** Texto de lectura **
Condenados a su fugacidad, el intento de reunir estos escritos en la más perdurable atadura del libro parece despropósito. Sin embargo, al releerlos, he visto con claridad en qué consiste la inesquivable premura del periodismo. Estamos ya condicionados por él, casi en la misma dimensión en que lo estamos por el cine o por las grandes corrientes culturales de nuestro tiempo. Se balancean sobre los capitulillos aquí ensartados la brevedad y la ocasionalidad. Imposible establecer un nexo rígido entre ellos. A veces, se diría que la diferencia radical, la disparidad de concepto o de situación es lo que puede regalarles coherencia. No he querido, al revisarlos, someterlos a una forzada ortopedia. Así van, tal y como han ido apareciendo en el desván de los papeles arrinconados, azar esquivo que he preferido respetar. He puesto tan sólo la fecha en que aparecieron (hasta donde me ha sido posible, claro). Nadie escoge su futuro y quizá, andando el tiempo, alguno de estos renglones pueda suponer algo en la pequeña anécdota vital de libros, gentes o paisajes. Están hechos con elementos de las dos riberas atlánticas, escenario que la coyuntura histórica me había impuesto. Al rebuscar estos artículos, enmarañados con otros muchos (ya van siendo copiosos los calendarios que se me cuelgan del hombro), he podido reconstruir el hondo placer de las horas argentinas o mexicanas, cuando, por invitación de Eduardo Mallea, disfruté la ancha alegría de la colaboración periodística sin barreras ni censuras, sin inhibiciones   —10→   ni trastiendas. Si algún valor tienen estos articulillos que hoy vuelven a arroparse con la tinta de imprenta es el de poner nuevamente en pie la gozosa palpitación de la vida, del reencuentro con voces y caras que, ya muchas resueltas en polvo y en silencio, fueron nuestro mejor paisaje. De todos ellos, queramos o no, algo nos ha quedado; hay ecos de su voz en la nuestra, sonríe su humor en las palabras que pronunciamos y nos sirven de comparación cada vez que, meditación o sobresalto al canto, algo nuevo llega a nuestros ojos asombrados.

** Instrucción 1 **
Resume en forma de lista el párrafo del texto de lectura que comienza con «Condenados a su fugacidad» y conserva sus datos principales.
** Instrucción 2 **
Según el texto de lectura, ¿por invitación de quién se disfrutó de la colaboración periodística sin barreras ni censuras?
** Instrucción 3 **
Prosigue el texto de lectura sobre la reunión de artículos periodísticos en un libro a partir de su última oración.
Los registros constituyen un material aparte, sin relación con el texto de lectura.

** Datos registrados **
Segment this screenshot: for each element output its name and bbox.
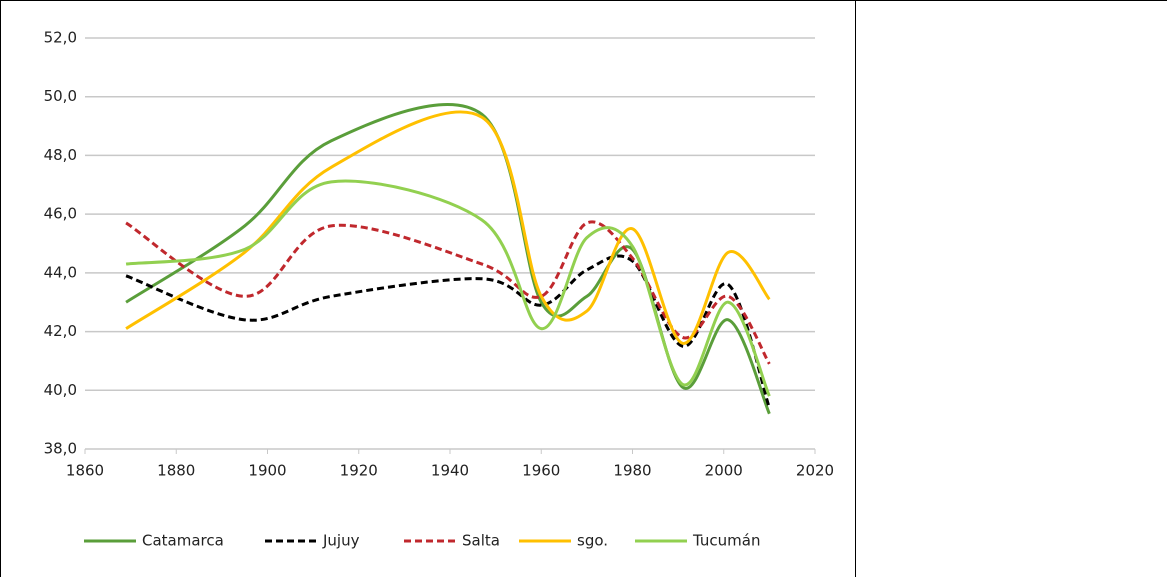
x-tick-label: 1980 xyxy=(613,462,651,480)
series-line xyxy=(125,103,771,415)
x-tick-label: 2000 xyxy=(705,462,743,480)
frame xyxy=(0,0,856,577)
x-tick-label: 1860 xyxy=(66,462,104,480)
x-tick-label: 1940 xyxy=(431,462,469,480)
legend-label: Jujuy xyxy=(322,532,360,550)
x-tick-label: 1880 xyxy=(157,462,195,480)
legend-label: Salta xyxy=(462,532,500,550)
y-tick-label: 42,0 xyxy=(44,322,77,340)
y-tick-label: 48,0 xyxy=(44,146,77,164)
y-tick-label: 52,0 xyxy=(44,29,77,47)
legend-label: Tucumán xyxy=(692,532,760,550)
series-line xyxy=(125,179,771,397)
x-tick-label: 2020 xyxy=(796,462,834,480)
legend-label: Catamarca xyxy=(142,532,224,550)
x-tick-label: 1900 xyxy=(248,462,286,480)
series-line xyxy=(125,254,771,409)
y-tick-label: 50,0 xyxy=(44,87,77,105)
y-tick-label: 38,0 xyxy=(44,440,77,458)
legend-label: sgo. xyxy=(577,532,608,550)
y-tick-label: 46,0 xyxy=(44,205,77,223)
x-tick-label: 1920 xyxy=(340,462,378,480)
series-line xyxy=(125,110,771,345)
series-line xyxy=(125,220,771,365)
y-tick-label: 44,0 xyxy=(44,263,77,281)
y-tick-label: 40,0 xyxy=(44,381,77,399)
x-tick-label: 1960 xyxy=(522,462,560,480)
---
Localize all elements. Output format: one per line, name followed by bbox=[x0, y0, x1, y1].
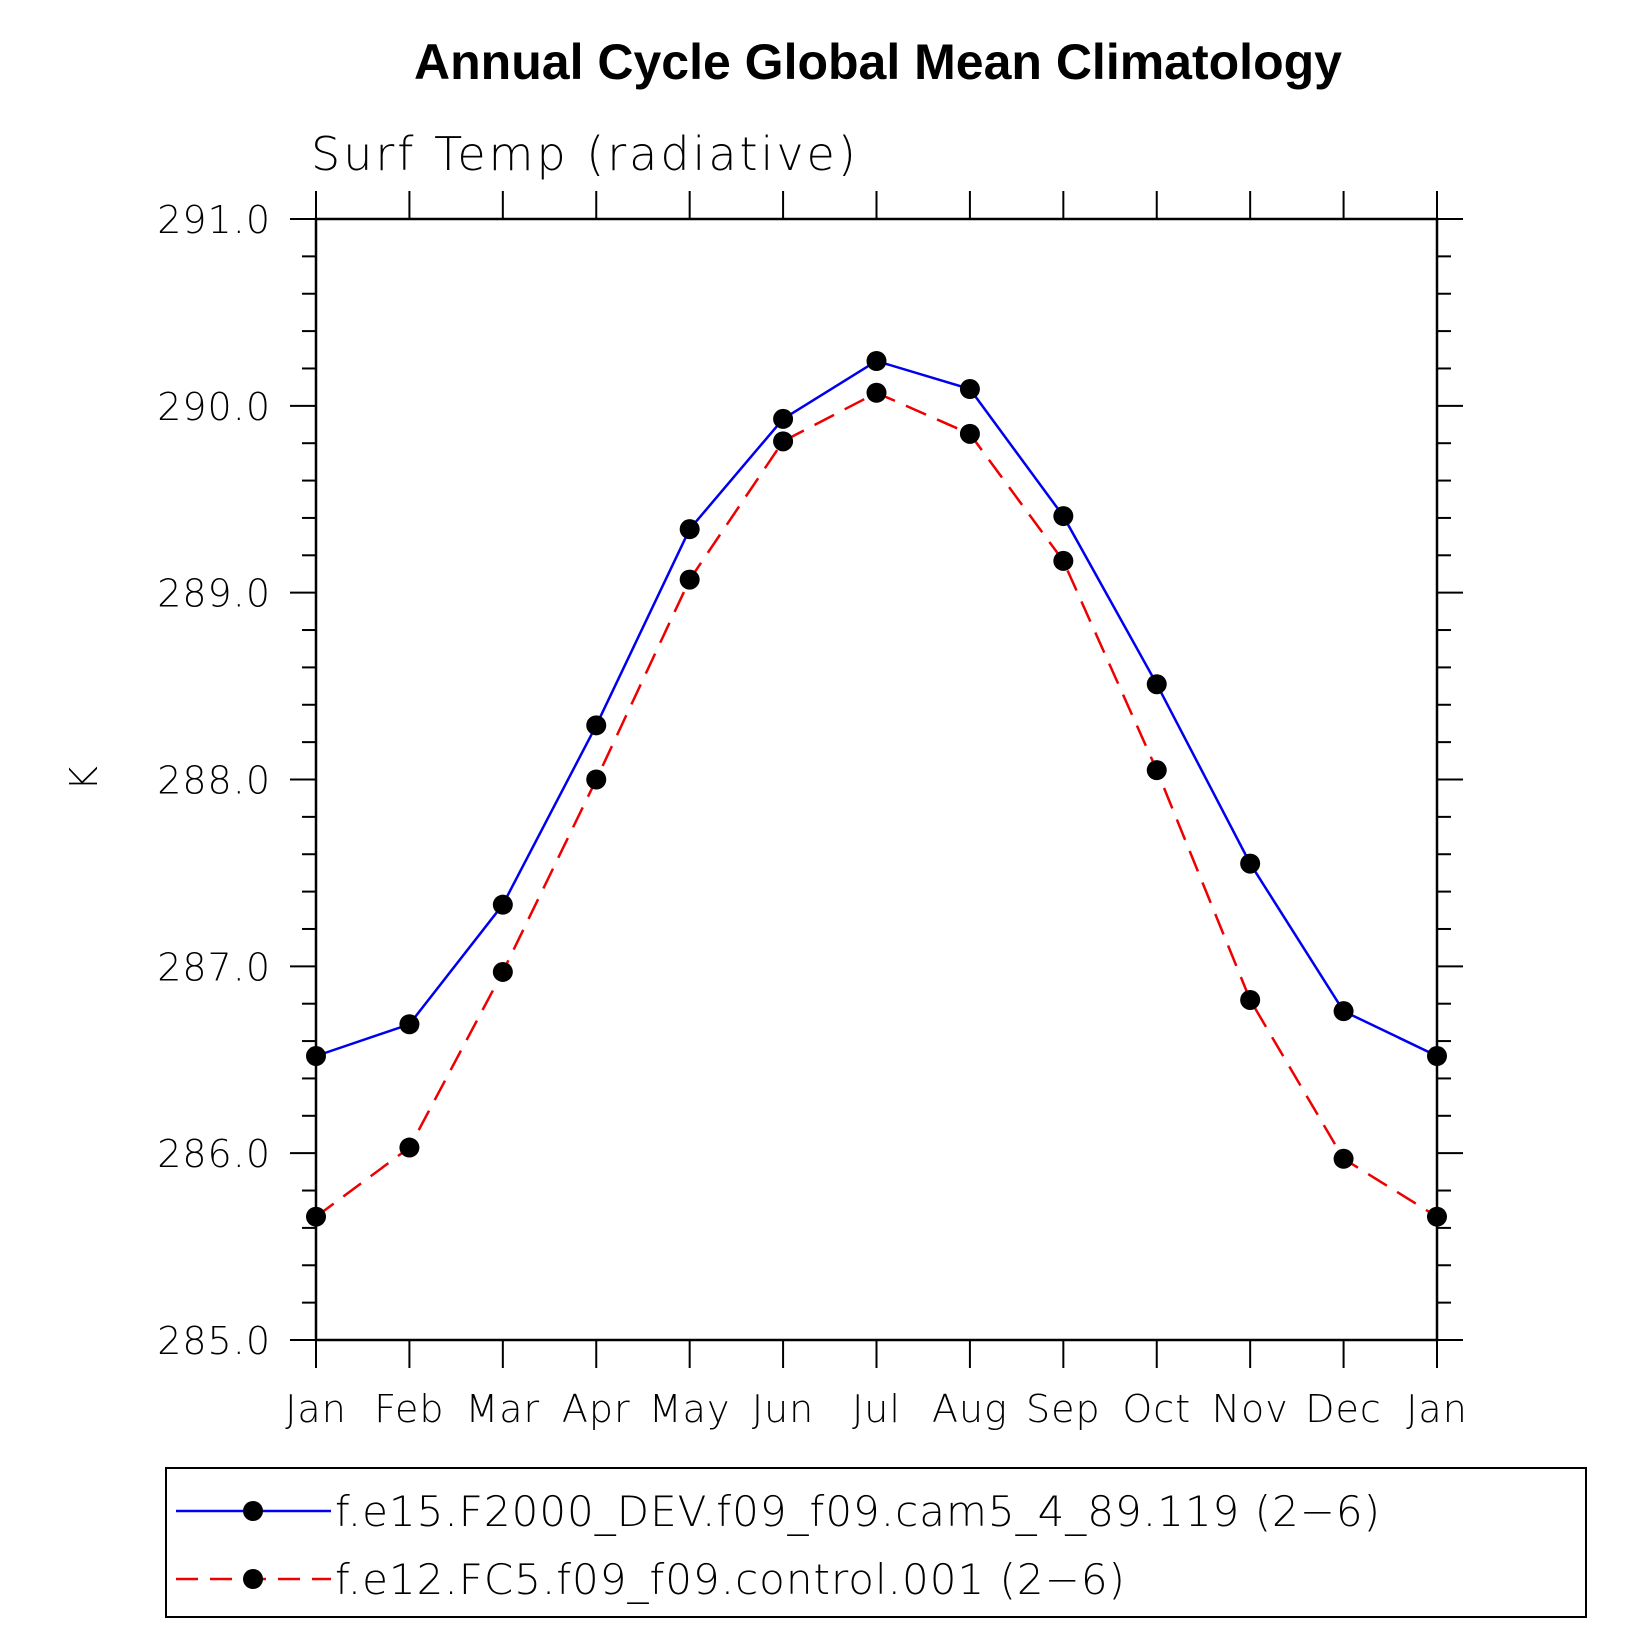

** Respuesta 1 **
- Reunir en un libro escritos periodísticos, condenados a su fugacidad, parece un despropósito, pero releerlos muestra la premura propia del periodismo, que nos condiciona tanto como el cine o las grandes corrientes culturales.
- Los textos son breves y ocasionales, sin un nexo rígido entre ellos. Se presentan sin retoques, en el orden azaroso en que aparecieron entre los papeles arrinconados, y solo se les añadió la fecha de publicación cuando fue posible.
- Están hechos con elementos de las dos riberas atlánticas.
- Buscarlos permitió revivir el placer de las horas argentinas y mexicanas, cuando, por invitación de Eduardo Mallea, la colaboración periodística fue libre, sin barreras ni censuras.
- Su valor está en devolver la vida y el reencuentro con voces y caras, muchas ya desaparecidas, cuyos ecos y humor perduran en nuestra propia voz.

** Respuesta 2 **
Por invitación de Eduardo Mallea.

** Respuesta 3 **
Ahí están. Son vestigios, memoria, hálito incansable. Antonio Machado, compañía certera, lo dijo ya hace tiempo breve y calurosamente: A estas páginas, escritas por lo general en la tarde sosegada del domingo, les cuadran unos versos del gran poeta:


    Tarde tranquila, casi
con placidez de alma,
para ser joven, para haberlo sido
cuando Dios quiso, para
tener algunas alegrías... lejos,
y poder dulcemente recordarlas.



Me queda, y lo hago gustoso, expresar mi agradecimiento a la Editorial Coloquio que ha juzgado que estas páginas pueden aún interesar, valer para algo. Ojalá sea así. Me sentiré más que satisfecho si alguien decide, al leerlos, repetir la expedición que yo hice entonces, o si una mirada cualquiera se detiene ante los paisajes aquí citados, procurando descifrar la vibración inédita que, sin duda, hoy tienen. Será prueba de que estos renglones aún comunican algo, entreabren al lector su disfrazada vocación de permanencia, por diminuta que sea la cuota que de ella les esté concedida.

Madrid, julio, 1985.

A. Z. V.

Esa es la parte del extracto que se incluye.